## AIM
Show all lines from the data that include the word "video".
----- EXCERPTED RECORDS -----
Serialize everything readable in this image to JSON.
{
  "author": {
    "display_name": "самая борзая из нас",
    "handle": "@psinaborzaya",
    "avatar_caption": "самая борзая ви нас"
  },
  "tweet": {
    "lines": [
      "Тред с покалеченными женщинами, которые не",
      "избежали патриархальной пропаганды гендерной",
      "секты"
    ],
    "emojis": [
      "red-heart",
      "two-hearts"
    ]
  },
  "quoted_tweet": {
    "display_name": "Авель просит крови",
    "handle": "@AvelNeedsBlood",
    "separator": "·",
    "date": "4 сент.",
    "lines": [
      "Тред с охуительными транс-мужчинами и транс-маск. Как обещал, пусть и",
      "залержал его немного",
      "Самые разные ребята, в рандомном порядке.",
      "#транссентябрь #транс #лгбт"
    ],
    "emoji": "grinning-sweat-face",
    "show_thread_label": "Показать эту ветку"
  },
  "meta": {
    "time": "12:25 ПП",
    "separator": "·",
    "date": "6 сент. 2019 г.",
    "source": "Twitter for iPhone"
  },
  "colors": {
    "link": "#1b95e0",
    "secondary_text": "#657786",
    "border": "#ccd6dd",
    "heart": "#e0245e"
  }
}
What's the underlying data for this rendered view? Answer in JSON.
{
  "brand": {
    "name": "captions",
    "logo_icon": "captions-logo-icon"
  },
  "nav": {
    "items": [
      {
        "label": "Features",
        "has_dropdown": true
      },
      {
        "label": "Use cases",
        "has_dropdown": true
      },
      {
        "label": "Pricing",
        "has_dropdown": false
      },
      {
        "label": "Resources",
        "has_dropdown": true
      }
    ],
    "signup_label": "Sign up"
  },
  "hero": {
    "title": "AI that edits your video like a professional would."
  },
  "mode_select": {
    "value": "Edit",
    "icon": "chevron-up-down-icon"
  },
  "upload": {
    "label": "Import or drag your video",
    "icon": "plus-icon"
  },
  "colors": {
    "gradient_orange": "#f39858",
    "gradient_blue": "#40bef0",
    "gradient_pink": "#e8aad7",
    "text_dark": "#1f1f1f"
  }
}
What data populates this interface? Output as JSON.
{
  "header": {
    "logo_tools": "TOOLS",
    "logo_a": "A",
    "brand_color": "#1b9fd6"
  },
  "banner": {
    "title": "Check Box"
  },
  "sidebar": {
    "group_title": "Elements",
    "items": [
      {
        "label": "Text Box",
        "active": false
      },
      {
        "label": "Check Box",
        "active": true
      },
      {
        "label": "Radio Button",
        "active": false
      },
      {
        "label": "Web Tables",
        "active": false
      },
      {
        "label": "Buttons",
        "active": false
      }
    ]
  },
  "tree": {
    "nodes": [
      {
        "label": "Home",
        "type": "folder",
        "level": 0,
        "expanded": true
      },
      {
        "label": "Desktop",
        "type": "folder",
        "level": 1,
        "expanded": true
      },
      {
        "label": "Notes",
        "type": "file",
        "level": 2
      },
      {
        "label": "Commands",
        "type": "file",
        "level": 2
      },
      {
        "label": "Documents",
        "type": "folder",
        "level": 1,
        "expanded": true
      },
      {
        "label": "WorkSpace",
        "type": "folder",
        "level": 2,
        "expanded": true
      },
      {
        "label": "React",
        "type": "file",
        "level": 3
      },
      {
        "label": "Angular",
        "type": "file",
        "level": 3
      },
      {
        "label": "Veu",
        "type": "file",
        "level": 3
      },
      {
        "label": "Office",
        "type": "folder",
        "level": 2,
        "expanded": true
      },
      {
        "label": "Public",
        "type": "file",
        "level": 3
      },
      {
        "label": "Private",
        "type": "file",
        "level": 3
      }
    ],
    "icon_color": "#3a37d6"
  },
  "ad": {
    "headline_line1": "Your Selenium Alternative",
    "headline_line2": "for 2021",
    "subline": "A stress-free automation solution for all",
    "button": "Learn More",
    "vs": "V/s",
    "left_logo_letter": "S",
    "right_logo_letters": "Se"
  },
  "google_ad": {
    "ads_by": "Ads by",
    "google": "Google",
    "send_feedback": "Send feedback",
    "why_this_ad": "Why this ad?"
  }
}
-----
## TASK RESPONSE
    "title": "AI that edits your video like a professional would."
    "label": "Import or drag your video",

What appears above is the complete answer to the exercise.